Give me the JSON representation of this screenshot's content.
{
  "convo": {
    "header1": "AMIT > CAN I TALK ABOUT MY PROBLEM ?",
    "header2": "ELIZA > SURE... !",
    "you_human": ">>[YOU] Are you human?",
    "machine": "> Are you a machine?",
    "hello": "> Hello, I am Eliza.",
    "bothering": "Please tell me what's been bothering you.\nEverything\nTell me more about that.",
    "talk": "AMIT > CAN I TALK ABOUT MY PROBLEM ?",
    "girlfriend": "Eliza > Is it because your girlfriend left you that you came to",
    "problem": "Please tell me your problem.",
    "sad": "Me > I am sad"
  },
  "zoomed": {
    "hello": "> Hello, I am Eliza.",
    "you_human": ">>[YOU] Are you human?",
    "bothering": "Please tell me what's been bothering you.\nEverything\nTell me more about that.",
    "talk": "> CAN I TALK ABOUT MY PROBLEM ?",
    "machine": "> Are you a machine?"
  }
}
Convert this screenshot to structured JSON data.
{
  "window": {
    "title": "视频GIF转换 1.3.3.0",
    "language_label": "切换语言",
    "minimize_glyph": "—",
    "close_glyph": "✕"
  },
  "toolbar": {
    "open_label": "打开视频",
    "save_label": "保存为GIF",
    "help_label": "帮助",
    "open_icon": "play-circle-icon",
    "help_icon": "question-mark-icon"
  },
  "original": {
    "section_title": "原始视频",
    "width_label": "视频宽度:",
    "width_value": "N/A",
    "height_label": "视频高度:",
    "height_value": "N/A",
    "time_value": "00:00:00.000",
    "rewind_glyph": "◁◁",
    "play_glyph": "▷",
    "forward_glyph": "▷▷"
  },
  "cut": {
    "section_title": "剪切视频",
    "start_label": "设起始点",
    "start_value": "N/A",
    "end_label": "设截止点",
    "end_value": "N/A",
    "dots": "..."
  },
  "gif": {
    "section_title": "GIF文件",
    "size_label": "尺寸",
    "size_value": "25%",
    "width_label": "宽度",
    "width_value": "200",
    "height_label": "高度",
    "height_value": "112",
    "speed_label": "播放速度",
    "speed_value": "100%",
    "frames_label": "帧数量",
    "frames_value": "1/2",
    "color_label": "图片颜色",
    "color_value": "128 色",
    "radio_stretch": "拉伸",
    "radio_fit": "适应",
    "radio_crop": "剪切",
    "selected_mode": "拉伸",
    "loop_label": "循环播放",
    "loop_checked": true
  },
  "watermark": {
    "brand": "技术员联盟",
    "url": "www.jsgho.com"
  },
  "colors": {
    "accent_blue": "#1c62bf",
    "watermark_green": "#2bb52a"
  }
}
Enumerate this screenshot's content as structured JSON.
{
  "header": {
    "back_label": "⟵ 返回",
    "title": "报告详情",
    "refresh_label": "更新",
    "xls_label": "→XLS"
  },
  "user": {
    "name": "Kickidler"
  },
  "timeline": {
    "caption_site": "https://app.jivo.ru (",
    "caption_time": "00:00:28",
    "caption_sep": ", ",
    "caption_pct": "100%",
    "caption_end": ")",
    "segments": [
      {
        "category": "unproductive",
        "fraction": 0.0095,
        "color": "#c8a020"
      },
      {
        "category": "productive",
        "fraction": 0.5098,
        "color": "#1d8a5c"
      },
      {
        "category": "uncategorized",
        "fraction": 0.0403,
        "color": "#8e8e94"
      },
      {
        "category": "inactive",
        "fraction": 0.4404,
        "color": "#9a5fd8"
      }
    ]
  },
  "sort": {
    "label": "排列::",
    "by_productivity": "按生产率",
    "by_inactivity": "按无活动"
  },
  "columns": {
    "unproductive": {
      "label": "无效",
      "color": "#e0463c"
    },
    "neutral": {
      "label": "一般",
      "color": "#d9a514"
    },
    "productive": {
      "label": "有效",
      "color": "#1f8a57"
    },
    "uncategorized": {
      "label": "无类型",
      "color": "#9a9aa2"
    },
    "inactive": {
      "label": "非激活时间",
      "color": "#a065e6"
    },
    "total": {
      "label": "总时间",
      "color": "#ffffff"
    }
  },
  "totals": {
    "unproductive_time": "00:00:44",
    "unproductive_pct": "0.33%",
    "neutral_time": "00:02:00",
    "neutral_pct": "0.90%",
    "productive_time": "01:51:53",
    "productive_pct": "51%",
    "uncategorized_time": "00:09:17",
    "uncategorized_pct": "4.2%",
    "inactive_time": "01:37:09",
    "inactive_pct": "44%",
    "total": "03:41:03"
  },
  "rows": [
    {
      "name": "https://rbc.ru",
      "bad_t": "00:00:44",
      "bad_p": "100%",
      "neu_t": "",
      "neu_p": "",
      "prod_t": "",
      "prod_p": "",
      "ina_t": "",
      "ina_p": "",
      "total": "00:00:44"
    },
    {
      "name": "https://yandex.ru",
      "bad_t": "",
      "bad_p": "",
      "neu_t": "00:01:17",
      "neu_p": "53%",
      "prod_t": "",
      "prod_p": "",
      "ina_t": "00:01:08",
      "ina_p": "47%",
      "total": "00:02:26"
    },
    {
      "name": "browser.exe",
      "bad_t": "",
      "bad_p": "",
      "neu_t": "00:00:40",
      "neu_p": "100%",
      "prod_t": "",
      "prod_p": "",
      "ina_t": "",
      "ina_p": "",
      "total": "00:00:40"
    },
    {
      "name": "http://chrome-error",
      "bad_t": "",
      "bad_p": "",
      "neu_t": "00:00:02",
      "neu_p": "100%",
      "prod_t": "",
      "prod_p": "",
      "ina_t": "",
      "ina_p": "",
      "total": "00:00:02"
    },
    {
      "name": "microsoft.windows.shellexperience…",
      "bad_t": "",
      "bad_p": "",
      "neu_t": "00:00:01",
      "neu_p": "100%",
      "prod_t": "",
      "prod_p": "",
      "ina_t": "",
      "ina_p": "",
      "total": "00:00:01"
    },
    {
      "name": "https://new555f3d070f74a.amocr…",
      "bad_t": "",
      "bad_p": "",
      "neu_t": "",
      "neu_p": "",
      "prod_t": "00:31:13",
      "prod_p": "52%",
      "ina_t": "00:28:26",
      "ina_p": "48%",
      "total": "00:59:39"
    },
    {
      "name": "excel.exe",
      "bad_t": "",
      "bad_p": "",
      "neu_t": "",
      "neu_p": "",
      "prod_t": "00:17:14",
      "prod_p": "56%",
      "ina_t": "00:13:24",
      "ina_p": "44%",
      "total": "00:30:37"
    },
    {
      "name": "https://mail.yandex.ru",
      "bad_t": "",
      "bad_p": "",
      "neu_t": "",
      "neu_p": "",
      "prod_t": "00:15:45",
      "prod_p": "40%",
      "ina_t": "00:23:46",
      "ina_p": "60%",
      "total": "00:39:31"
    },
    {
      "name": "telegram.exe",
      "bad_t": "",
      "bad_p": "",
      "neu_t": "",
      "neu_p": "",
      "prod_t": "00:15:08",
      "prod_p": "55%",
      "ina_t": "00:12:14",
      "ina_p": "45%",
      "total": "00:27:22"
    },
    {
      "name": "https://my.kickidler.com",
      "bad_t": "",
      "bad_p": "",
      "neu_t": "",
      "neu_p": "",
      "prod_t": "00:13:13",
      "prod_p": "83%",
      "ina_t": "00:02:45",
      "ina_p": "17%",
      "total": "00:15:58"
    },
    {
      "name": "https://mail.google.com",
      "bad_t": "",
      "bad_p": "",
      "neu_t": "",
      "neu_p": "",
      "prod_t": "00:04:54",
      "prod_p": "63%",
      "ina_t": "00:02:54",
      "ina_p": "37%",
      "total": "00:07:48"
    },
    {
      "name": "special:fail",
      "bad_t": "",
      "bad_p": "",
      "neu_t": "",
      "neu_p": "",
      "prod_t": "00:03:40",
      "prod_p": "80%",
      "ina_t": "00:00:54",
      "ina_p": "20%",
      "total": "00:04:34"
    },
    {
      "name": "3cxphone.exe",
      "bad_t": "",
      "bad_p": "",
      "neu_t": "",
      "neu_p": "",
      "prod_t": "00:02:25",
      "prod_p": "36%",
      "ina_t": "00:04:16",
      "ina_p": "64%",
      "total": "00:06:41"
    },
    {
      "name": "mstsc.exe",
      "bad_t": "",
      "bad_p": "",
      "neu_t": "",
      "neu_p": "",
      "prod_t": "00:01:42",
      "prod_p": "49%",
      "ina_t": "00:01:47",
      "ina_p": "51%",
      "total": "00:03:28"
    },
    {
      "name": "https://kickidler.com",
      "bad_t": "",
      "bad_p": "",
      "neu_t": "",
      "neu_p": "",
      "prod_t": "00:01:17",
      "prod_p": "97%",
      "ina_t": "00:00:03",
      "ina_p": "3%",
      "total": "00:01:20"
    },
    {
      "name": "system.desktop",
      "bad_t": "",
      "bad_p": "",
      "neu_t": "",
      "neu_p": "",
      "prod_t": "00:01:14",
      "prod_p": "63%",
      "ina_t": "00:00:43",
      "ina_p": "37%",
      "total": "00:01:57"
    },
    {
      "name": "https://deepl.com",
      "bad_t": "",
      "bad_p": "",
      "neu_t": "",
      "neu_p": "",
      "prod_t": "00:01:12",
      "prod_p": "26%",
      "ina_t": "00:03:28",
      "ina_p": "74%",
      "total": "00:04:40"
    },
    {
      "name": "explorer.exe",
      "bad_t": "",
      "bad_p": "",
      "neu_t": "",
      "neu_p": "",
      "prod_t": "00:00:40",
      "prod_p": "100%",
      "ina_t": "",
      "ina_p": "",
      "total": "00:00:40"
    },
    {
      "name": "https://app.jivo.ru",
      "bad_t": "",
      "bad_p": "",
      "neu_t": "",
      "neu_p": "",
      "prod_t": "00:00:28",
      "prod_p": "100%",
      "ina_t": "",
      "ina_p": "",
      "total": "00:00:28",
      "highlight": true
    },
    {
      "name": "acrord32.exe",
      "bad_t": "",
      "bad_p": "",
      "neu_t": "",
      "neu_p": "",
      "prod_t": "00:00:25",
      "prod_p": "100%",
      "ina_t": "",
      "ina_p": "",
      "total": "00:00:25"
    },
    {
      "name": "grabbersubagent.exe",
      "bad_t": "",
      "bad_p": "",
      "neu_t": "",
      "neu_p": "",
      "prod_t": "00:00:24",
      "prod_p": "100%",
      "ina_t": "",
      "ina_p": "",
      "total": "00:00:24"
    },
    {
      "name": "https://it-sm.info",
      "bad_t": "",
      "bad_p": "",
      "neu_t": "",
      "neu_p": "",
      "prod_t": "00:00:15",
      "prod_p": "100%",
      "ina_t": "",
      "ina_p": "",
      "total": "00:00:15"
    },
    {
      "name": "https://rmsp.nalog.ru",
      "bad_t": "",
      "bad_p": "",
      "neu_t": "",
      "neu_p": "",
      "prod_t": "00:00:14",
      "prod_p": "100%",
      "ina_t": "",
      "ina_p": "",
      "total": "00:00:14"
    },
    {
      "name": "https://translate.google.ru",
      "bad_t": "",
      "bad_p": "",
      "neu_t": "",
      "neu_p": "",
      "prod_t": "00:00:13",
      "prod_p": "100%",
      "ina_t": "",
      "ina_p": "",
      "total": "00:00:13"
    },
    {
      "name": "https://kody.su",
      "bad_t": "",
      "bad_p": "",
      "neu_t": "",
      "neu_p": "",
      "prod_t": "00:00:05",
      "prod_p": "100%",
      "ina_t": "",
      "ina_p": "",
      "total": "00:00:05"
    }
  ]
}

====================

Copy every line of the listing where the word "fraction" appears.

        "fraction": 0.0095,
        "fraction": 0.5098,
        "fraction": 0.0403,
        "fraction": 0.4404,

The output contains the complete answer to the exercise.